**What is expected:**
Your task is to restate the data word for word.

:::

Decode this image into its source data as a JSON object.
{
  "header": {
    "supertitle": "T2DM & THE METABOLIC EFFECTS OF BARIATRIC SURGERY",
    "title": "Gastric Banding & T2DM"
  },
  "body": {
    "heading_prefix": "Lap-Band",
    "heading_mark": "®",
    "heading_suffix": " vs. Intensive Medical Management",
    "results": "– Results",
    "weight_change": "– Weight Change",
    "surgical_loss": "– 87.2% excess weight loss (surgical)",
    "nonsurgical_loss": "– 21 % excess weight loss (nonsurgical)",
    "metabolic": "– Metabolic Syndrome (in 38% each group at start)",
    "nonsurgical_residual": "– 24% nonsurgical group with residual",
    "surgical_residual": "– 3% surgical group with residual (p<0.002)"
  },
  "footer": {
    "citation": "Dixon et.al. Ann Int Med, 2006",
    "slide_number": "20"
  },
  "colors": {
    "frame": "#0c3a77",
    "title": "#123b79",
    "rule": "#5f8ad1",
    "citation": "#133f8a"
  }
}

:::

**Exercise output:**
Decode this image into its source data as a JSON object.
{
  "header": {
    "supertitle": "T2DM & THE METABOLIC EFFECTS OF BARIATRIC SURGERY",
    "title": "Gastric Banding & T2DM"
  },
  "body": {
    "heading_prefix": "Lap-Band",
    "heading_mark": "®",
    "heading_suffix": " vs. Intensive Medical Management",
    "results": "– Results",
    "weight_change": "– Weight Change",
    "surgical_loss": "– 87.2% excess weight loss (surgical)",
    "nonsurgical_loss": "– 21 % excess weight loss (nonsurgical)",
    "metabolic": "– Metabolic Syndrome (in 38% each group at start)",
    "nonsurgical_residual": "– 24% nonsurgical group with residual",
    "surgical_residual": "– 3% surgical group with residual (p<0.002)"
  },
  "footer": {
    "citation": "Dixon et.al. Ann Int Med, 2006",
    "slide_number": "20"
  },
  "colors": {
    "frame": "#0c3a77",
    "title": "#123b79",
    "rule": "#5f8ad1",
    "citation": "#133f8a"
  }
}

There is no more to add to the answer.